═════ Data for processing

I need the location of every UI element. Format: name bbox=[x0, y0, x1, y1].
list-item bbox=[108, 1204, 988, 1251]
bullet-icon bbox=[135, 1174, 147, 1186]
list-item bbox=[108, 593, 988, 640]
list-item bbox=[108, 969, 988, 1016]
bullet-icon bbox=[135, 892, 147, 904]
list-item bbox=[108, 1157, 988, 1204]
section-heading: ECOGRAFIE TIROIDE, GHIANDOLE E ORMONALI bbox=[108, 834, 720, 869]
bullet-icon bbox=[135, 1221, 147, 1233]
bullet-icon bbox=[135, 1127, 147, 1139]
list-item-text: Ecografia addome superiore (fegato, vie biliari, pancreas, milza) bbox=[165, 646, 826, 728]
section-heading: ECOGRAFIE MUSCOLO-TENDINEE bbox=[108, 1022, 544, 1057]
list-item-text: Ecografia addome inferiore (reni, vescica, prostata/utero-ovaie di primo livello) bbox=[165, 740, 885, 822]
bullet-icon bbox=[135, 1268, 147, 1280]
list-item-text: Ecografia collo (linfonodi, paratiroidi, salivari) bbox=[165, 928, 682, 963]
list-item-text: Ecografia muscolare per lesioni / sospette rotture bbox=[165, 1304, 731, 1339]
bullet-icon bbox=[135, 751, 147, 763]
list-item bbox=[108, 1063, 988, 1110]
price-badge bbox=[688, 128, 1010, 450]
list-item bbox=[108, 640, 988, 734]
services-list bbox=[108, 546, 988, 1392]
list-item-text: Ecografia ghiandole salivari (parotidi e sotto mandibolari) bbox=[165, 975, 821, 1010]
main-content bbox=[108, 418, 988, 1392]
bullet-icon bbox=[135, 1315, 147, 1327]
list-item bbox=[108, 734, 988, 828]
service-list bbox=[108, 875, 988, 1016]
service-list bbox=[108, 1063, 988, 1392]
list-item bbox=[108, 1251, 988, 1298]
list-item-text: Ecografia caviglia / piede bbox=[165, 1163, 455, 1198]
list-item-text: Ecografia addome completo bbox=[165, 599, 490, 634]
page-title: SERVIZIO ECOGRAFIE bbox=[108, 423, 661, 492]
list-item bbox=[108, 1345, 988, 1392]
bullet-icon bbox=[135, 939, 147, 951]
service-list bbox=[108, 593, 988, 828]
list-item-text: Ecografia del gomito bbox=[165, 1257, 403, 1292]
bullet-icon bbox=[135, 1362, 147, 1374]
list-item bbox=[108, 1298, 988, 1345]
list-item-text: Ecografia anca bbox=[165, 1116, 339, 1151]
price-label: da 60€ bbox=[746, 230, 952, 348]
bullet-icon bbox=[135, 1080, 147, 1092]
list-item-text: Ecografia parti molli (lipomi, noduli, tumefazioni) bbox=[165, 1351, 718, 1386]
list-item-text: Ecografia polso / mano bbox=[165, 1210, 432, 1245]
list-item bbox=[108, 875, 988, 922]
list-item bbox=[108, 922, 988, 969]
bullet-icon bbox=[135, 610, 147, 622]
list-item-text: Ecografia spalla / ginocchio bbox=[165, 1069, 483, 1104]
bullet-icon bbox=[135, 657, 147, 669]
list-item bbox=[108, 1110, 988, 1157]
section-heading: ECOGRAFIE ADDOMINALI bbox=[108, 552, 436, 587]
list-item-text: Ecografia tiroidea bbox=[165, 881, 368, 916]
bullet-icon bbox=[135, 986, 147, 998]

══════════

Copy the rows word for word, starting at the first row and ending at the line that contains "services-list bbox=[108, 546, 988, 1392]".

I need the location of every UI element. Format: name bbox=[x0, y0, x1, y1].
list-item bbox=[108, 1204, 988, 1251]
bullet-icon bbox=[135, 1174, 147, 1186]
list-item bbox=[108, 593, 988, 640]
list-item bbox=[108, 969, 988, 1016]
bullet-icon bbox=[135, 892, 147, 904]
list-item bbox=[108, 1157, 988, 1204]
section-heading: ECOGRAFIE TIROIDE, GHIANDOLE E ORMONALI bbox=[108, 834, 720, 869]
bullet-icon bbox=[135, 1221, 147, 1233]
bullet-icon bbox=[135, 1127, 147, 1139]
list-item-text: Ecografia addome superiore (fegato, vie biliari, pancreas, milza) bbox=[165, 646, 826, 728]
section-heading: ECOGRAFIE MUSCOLO-TENDINEE bbox=[108, 1022, 544, 1057]
list-item-text: Ecografia addome inferiore (reni, vescica, prostata/utero-ovaie di primo livello) bbox=[165, 740, 885, 822]
bullet-icon bbox=[135, 1268, 147, 1280]
list-item-text: Ecografia collo (linfonodi, paratiroidi, salivari) bbox=[165, 928, 682, 963]
list-item-text: Ecografia muscolare per lesioni / sospette rotture bbox=[165, 1304, 731, 1339]
bullet-icon bbox=[135, 751, 147, 763]
list-item bbox=[108, 1063, 988, 1110]
price-badge bbox=[688, 128, 1010, 450]
list-item bbox=[108, 640, 988, 734]
services-list bbox=[108, 546, 988, 1392]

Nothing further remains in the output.